> Raw data:
══════════════════════════════

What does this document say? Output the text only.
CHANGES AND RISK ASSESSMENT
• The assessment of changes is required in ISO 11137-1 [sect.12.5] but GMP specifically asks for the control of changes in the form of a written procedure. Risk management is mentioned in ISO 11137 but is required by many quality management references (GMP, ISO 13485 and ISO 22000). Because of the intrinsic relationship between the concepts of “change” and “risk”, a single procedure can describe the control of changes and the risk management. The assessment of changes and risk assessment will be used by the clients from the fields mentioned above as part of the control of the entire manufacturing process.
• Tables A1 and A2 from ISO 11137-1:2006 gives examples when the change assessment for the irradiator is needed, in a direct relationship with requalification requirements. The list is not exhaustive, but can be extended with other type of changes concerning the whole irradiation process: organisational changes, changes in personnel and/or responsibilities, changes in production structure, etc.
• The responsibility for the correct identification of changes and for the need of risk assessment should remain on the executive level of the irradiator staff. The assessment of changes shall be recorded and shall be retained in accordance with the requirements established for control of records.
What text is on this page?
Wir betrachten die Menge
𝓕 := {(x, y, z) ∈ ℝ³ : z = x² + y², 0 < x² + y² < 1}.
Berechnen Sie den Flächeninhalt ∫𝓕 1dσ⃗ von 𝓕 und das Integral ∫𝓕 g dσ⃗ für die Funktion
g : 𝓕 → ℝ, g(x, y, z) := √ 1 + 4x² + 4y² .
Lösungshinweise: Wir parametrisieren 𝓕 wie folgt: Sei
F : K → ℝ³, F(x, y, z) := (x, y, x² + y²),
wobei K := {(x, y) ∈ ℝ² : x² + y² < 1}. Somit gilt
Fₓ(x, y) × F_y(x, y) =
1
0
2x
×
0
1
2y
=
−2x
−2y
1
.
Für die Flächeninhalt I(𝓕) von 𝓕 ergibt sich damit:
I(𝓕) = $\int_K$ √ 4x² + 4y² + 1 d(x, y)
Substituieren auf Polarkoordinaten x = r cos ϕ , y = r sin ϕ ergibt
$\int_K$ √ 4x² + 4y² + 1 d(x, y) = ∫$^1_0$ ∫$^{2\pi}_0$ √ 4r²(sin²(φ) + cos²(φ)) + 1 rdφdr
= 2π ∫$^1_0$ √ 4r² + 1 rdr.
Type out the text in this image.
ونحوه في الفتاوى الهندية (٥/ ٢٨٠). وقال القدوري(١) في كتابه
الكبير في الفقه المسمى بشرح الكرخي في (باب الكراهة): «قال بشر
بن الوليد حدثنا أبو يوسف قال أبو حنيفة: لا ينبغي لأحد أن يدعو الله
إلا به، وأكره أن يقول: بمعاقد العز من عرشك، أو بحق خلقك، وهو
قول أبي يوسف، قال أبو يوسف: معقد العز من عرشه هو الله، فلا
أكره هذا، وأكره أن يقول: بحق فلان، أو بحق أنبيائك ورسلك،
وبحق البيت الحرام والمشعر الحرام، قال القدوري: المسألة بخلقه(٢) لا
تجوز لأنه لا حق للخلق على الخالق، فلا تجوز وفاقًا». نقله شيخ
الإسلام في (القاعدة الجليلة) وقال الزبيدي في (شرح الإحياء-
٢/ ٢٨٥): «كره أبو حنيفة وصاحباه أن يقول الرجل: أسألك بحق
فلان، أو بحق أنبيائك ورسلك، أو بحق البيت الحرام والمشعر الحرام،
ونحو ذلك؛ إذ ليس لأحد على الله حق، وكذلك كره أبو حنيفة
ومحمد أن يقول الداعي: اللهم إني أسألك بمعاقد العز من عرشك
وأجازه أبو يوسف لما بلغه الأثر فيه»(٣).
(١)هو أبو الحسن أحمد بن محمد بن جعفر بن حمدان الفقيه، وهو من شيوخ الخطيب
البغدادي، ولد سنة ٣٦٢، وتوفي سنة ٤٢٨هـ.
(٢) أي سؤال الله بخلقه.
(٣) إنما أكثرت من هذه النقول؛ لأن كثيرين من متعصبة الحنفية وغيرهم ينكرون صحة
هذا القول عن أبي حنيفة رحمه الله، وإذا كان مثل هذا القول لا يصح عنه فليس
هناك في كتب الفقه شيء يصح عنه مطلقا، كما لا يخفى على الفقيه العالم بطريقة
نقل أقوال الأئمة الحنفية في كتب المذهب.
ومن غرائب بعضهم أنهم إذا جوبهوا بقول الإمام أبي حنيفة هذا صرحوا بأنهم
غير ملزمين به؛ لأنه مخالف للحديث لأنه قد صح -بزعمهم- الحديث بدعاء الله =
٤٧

══════════════════════════════

> Exercise task:
Quote every line of the data, word for word.

> The output:
What does this document say? Output the text only.
CHANGES AND RISK ASSESSMENT
• The assessment of changes is required in ISO 11137-1 [sect.12.5] but GMP specifically asks for the control of changes in the form of a written procedure. Risk management is mentioned in ISO 11137 but is required by many quality management references (GMP, ISO 13485 and ISO 22000). Because of the intrinsic relationship between the concepts of “change” and “risk”, a single procedure can describe the control of changes and the risk management. The assessment of changes and risk assessment will be used by the clients from the fields mentioned above as part of the control of the entire manufacturing process.
• Tables A1 and A2 from ISO 11137-1:2006 gives examples when the change assessment for the irradiator is needed, in a direct relationship with requalification requirements. The list is not exhaustive, but can be extended with other type of changes concerning the whole irradiation process: organisational changes, changes in personnel and/or responsibilities, changes in production structure, etc.
• The responsibility for the correct identification of changes and for the need of risk assessment should remain on the executive level of the irradiator staff. The assessment of changes shall be recorded and shall be retained in accordance with the requirements established for control of records.
What text is on this page?
Wir betrachten die Menge
𝓕 := {(x, y, z) ∈ ℝ³ : z = x² + y², 0 < x² + y² < 1}.
Berechnen Sie den Flächeninhalt ∫𝓕 1dσ⃗ von 𝓕 und das Integral ∫𝓕 g dσ⃗ für die Funktion
g : 𝓕 → ℝ, g(x, y, z) := √ 1 + 4x² + 4y² .
Lösungshinweise: Wir parametrisieren 𝓕 wie folgt: Sei
F : K → ℝ³, F(x, y, z) := (x, y, x² + y²),
wobei K := {(x, y) ∈ ℝ² : x² + y² < 1}. Somit gilt
Fₓ(x, y) × F_y(x, y) =
1
0
2x
×
0
1
2y
=
−2x
−2y
1
.
Für die Flächeninhalt I(𝓕) von 𝓕 ergibt sich damit:
I(𝓕) = $\int_K$ √ 4x² + 4y² + 1 d(x, y)
Substituieren auf Polarkoordinaten x = r cos ϕ , y = r sin ϕ ergibt
$\int_K$ √ 4x² + 4y² + 1 d(x, y) = ∫$^1_0$ ∫$^{2\pi}_0$ √ 4r²(sin²(φ) + cos²(φ)) + 1 rdφdr
= 2π ∫$^1_0$ √ 4r² + 1 rdr.
Type out the text in this image.
ونحوه في الفتاوى الهندية (٥/ ٢٨٠). وقال القدوري(١) في كتابه
الكبير في الفقه المسمى بشرح الكرخي في (باب الكراهة): «قال بشر
بن الوليد حدثنا أبو يوسف قال أبو حنيفة: لا ينبغي لأحد أن يدعو الله
إلا به، وأكره أن يقول: بمعاقد العز من عرشك، أو بحق خلقك، وهو
قول أبي يوسف، قال أبو يوسف: معقد العز من عرشه هو الله، فلا
أكره هذا، وأكره أن يقول: بحق فلان، أو بحق أنبيائك ورسلك،
وبحق البيت الحرام والمشعر الحرام، قال القدوري: المسألة بخلقه(٢) لا
تجوز لأنه لا حق للخلق على الخالق، فلا تجوز وفاقًا». نقله شيخ
الإسلام في (القاعدة الجليلة) وقال الزبيدي في (شرح الإحياء-
٢/ ٢٨٥): «كره أبو حنيفة وصاحباه أن يقول الرجل: أسألك بحق
فلان، أو بحق أنبيائك ورسلك، أو بحق البيت الحرام والمشعر الحرام،
ونحو ذلك؛ إذ ليس لأحد على الله حق، وكذلك كره أبو حنيفة
ومحمد أن يقول الداعي: اللهم إني أسألك بمعاقد العز من عرشك
وأجازه أبو يوسف لما بلغه الأثر فيه»(٣).
(١)هو أبو الحسن أحمد بن محمد بن جعفر بن حمدان الفقيه، وهو من شيوخ الخطيب
البغدادي، ولد سنة ٣٦٢، وتوفي سنة ٤٢٨هـ.
(٢) أي سؤال الله بخلقه.
(٣) إنما أكثرت من هذه النقول؛ لأن كثيرين من متعصبة الحنفية وغيرهم ينكرون صحة
هذا القول عن أبي حنيفة رحمه الله، وإذا كان مثل هذا القول لا يصح عنه فليس
هناك في كتب الفقه شيء يصح عنه مطلقا، كما لا يخفى على الفقيه العالم بطريقة
نقل أقوال الأئمة الحنفية في كتب المذهب.
ومن غرائب بعضهم أنهم إذا جوبهوا بقول الإمام أبي حنيفة هذا صرحوا بأنهم
غير ملزمين به؛ لأنه مخالف للحديث لأنه قد صح -بزعمهم- الحديث بدعاء الله =
٤٧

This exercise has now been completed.